● RECORDS:
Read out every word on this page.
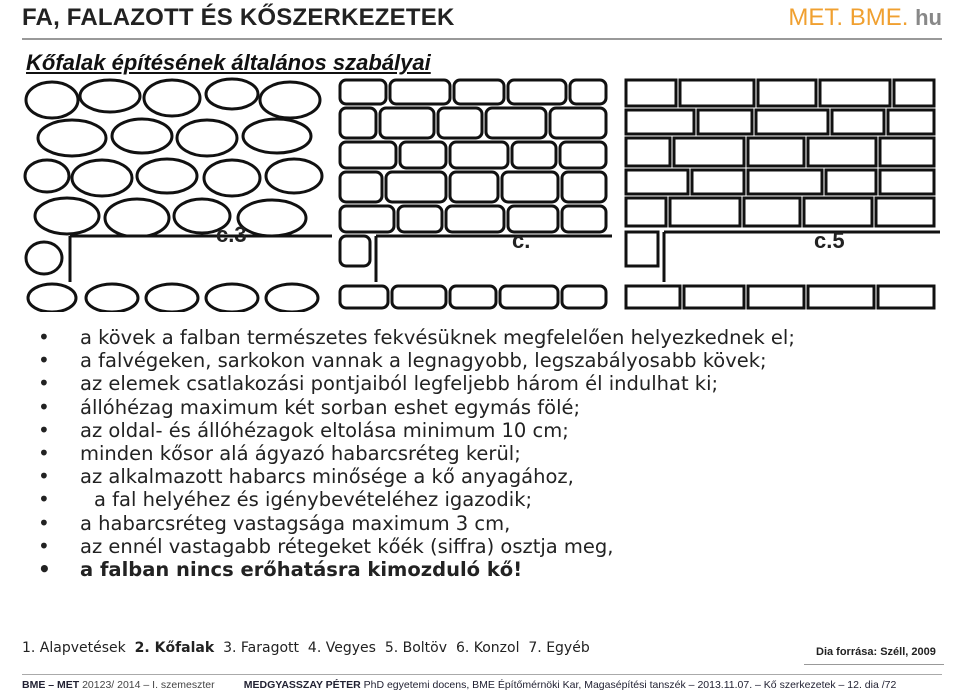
FA, FALAZOTT ÉS KŐSZERKEZETEK	MET. BME. hu
Kőfalak építésének általános szabályai
c.3	c.	c.5
• a kövek a falban természetes fekvésüknek megfelelően helyezkednek el;
• a falvégeken, sarkokon vannak a legnagyobb, legszabályosabb kövek;
• az elemek csatlakozási pontjaiból legfeljebb három él indulhat ki;
• állóhézag maximum két sorban eshet egymás fölé;
• az oldal- és állóhézagok eltolása minimum 10 cm;
• minden kősor alá ágyazó habarcsréteg kerül;
• az alkalmazott habarcs minősége a kő anyagához,
• a fal helyéhez és igénybevételéhez igazodik;
• a habarcsréteg vastagsága maximum 3 cm,
• az ennél vastagabb rétegeket kőék (siffra) osztja meg,
• a falban nincs erőhatásra kimozduló kő!
1. Alapvetések 2. Kőfalak 3. Faragott 4. Vegyes 5. Boltöv 6. Konzol 7. Egyéb	Dia forrása: Széll, 2009
BME – MET 20123/ 2014 – I. szemeszter	MEDGYASSZAY PÉTER PhD egyetemi docens, BME Építőmérnöki Kar, Magasépítési tanszék – 2013.11.07. – Kő szerkezetek – 12. dia /72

● AIM: From the entries above, extract every line where the word "falban" appears.

● FULL ANSWER:
• a kövek a falban természetes fekvésüknek megfelelően helyezkednek el;
• a falban nincs erőhatásra kimozduló kő!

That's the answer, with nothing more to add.